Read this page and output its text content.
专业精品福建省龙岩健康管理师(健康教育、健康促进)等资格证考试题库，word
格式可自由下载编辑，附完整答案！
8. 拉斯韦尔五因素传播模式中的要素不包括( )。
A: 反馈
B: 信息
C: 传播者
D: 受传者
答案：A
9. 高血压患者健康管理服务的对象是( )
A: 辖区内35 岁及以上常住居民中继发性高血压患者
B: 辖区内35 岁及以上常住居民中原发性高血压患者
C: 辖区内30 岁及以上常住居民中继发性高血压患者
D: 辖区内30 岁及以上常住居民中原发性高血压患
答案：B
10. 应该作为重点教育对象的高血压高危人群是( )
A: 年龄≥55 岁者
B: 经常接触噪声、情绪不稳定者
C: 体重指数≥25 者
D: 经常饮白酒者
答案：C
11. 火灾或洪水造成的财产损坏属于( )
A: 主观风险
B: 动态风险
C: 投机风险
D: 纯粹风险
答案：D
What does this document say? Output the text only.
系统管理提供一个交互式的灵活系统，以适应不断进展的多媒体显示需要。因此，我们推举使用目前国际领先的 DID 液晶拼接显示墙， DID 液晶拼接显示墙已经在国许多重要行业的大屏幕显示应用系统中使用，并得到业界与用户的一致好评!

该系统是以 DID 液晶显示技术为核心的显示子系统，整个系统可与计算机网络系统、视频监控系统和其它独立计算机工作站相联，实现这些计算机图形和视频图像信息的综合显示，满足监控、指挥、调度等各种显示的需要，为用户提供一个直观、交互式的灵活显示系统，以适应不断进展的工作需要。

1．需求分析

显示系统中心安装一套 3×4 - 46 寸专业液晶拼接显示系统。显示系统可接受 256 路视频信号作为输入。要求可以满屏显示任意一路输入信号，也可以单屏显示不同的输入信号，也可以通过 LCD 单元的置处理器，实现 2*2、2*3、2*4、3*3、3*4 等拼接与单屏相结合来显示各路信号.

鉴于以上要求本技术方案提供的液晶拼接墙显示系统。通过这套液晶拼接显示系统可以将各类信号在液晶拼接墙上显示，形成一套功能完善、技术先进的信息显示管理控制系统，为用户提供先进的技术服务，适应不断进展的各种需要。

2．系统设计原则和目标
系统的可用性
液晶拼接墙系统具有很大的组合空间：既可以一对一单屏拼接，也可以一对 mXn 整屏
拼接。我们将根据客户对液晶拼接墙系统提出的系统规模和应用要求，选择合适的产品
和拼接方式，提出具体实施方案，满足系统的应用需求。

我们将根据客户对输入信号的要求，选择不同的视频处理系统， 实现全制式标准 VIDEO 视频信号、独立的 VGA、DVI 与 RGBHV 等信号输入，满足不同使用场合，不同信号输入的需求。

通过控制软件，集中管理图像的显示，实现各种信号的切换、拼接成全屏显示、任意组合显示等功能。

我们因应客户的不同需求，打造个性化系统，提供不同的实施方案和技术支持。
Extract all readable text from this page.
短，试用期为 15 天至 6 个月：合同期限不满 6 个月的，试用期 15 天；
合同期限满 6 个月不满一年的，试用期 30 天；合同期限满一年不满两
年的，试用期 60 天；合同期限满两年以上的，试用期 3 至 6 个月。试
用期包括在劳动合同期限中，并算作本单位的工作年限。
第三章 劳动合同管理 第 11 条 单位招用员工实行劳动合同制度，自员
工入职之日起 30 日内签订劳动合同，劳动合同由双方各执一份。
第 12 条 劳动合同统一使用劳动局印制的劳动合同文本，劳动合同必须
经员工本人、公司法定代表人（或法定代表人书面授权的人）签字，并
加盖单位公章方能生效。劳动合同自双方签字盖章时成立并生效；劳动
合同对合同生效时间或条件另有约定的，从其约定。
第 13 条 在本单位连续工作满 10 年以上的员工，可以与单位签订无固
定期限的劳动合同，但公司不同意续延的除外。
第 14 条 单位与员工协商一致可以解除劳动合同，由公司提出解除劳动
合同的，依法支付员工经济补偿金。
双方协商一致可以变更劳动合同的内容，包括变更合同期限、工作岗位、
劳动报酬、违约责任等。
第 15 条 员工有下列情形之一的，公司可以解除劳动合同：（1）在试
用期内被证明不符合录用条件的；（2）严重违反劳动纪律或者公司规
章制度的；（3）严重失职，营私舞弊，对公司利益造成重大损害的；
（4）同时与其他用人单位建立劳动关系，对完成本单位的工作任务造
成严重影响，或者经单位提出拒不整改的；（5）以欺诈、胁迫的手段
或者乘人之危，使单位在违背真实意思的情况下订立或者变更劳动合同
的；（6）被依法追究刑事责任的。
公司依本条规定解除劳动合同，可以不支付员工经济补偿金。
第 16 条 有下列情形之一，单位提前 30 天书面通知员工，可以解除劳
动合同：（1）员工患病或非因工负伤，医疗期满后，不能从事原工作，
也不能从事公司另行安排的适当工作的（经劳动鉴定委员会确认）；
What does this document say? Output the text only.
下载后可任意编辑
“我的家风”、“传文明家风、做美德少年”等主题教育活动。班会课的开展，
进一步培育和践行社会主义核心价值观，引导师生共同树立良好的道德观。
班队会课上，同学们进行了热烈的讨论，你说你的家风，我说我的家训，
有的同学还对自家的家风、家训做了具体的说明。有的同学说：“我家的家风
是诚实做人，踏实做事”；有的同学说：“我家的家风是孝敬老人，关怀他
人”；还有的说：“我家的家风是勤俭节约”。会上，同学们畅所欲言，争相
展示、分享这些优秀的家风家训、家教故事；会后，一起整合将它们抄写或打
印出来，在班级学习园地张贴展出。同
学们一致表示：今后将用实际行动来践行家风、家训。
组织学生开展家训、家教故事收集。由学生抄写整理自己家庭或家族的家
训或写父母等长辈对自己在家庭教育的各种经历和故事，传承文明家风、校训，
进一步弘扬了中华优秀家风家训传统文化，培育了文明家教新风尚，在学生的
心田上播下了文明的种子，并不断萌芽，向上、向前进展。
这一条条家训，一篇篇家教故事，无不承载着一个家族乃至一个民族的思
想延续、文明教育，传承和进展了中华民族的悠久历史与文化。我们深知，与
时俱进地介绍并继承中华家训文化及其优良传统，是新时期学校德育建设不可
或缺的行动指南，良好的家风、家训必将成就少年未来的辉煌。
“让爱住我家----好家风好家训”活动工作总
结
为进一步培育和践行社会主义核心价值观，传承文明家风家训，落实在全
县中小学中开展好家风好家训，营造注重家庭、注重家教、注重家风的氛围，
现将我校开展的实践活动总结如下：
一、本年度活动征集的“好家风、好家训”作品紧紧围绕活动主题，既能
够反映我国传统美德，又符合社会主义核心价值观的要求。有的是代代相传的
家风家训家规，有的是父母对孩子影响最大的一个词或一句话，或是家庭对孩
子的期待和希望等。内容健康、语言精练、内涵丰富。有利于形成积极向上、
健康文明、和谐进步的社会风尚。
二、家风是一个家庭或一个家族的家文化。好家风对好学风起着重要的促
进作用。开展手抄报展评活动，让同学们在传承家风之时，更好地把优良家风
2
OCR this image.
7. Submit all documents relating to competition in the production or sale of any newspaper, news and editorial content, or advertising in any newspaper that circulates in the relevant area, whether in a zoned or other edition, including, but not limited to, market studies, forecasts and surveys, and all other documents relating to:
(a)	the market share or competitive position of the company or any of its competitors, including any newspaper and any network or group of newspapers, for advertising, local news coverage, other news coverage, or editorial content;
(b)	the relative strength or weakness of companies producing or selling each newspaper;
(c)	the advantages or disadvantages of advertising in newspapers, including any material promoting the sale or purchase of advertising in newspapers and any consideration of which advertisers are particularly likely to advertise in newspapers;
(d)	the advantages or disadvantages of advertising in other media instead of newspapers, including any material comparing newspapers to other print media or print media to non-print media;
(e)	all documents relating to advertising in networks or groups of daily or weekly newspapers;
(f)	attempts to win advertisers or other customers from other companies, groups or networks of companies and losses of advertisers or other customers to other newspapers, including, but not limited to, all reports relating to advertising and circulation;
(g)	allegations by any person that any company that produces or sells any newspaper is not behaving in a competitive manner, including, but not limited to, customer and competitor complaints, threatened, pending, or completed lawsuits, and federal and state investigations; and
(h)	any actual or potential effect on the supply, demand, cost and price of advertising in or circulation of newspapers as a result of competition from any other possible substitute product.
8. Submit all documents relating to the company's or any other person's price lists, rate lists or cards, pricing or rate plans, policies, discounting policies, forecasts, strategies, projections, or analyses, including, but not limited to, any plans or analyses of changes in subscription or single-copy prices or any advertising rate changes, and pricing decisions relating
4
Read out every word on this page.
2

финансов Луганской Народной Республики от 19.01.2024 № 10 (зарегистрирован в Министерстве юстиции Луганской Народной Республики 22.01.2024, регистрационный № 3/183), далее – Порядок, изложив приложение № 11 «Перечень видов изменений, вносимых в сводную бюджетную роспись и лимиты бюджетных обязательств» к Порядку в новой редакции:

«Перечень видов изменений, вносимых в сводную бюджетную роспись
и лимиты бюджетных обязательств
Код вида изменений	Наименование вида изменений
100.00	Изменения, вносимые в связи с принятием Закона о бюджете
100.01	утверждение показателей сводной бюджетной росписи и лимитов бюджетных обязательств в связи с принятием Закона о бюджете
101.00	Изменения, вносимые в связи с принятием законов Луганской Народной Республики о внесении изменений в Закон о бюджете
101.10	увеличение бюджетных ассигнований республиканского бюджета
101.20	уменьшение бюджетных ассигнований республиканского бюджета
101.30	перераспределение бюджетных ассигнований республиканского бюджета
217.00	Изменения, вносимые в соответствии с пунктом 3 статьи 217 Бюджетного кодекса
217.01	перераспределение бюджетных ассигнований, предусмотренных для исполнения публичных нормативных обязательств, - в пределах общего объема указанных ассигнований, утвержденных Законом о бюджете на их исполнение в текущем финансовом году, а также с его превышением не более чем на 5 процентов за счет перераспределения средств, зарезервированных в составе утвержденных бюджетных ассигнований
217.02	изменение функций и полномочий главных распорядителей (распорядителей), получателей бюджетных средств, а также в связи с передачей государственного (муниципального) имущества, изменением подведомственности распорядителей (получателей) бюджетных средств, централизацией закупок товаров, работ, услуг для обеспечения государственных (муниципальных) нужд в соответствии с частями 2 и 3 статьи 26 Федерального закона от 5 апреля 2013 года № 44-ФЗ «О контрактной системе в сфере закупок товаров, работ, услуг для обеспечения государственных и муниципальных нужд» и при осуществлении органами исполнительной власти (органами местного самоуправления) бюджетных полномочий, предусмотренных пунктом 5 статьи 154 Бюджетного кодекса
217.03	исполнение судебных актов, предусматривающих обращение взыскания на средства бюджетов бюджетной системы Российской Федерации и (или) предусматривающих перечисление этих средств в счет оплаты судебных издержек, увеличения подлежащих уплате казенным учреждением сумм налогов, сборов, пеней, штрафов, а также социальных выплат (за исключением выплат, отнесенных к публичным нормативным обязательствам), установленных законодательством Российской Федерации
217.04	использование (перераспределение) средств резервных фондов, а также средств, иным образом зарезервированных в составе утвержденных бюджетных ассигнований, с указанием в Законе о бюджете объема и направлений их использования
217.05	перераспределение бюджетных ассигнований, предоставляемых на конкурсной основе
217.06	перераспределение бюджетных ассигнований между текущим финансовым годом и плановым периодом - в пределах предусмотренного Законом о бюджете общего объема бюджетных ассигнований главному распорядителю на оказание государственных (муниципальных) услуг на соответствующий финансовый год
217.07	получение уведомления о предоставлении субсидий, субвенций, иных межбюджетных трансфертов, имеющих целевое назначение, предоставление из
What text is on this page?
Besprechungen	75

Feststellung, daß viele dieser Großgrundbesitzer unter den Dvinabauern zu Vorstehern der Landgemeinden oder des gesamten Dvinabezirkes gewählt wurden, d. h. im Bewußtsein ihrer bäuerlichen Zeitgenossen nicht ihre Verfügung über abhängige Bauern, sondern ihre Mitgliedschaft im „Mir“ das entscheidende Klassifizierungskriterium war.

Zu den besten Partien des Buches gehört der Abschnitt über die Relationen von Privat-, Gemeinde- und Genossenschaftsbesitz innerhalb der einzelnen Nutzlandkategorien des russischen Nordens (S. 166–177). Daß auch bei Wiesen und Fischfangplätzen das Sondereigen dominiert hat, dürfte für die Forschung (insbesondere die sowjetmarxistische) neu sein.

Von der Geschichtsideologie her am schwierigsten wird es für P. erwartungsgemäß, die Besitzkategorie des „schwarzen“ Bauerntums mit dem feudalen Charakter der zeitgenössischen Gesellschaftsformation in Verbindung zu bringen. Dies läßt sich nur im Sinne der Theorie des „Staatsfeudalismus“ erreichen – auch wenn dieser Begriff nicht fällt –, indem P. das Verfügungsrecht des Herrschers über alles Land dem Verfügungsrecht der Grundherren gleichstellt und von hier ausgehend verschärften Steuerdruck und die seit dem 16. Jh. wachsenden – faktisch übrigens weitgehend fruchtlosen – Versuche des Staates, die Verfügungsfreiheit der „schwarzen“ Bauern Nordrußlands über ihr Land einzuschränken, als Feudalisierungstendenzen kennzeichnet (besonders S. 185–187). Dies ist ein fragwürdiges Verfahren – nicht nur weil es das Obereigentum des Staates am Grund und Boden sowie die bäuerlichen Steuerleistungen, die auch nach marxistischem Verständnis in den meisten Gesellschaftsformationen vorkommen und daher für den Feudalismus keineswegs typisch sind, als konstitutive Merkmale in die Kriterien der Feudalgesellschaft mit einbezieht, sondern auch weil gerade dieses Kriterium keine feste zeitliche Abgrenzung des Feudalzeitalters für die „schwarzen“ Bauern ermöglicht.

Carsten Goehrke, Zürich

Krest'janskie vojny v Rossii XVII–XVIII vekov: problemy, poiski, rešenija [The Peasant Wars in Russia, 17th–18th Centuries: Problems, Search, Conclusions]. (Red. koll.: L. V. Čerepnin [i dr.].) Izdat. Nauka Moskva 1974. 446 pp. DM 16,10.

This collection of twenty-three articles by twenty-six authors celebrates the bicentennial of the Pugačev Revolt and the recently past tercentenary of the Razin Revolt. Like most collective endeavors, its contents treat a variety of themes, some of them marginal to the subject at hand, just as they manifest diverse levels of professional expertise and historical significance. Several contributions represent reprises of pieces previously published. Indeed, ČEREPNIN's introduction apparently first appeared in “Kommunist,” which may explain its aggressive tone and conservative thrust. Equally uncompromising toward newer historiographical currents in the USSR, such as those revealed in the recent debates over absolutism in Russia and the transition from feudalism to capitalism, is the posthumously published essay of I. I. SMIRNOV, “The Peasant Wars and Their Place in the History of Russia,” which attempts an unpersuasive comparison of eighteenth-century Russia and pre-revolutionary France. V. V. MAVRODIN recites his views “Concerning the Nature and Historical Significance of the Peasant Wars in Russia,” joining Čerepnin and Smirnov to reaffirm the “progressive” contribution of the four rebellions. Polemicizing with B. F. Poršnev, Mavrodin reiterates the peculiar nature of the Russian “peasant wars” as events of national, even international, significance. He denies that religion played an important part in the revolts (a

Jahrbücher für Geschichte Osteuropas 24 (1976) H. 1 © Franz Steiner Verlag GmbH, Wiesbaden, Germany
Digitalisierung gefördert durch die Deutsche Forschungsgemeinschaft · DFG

★ ★ ★

- Brief:
Find all lines with "groups" in them and copy each one.

- Worked solution:
(e)	all documents relating to advertising in networks or groups of daily or weekly newspapers;
(f)	attempts to win advertisers or other customers from other companies, groups or networks of companies and losses of advertisers or other customers to other newspapers, including, but not limited to, all reports relating to advertising and circulation;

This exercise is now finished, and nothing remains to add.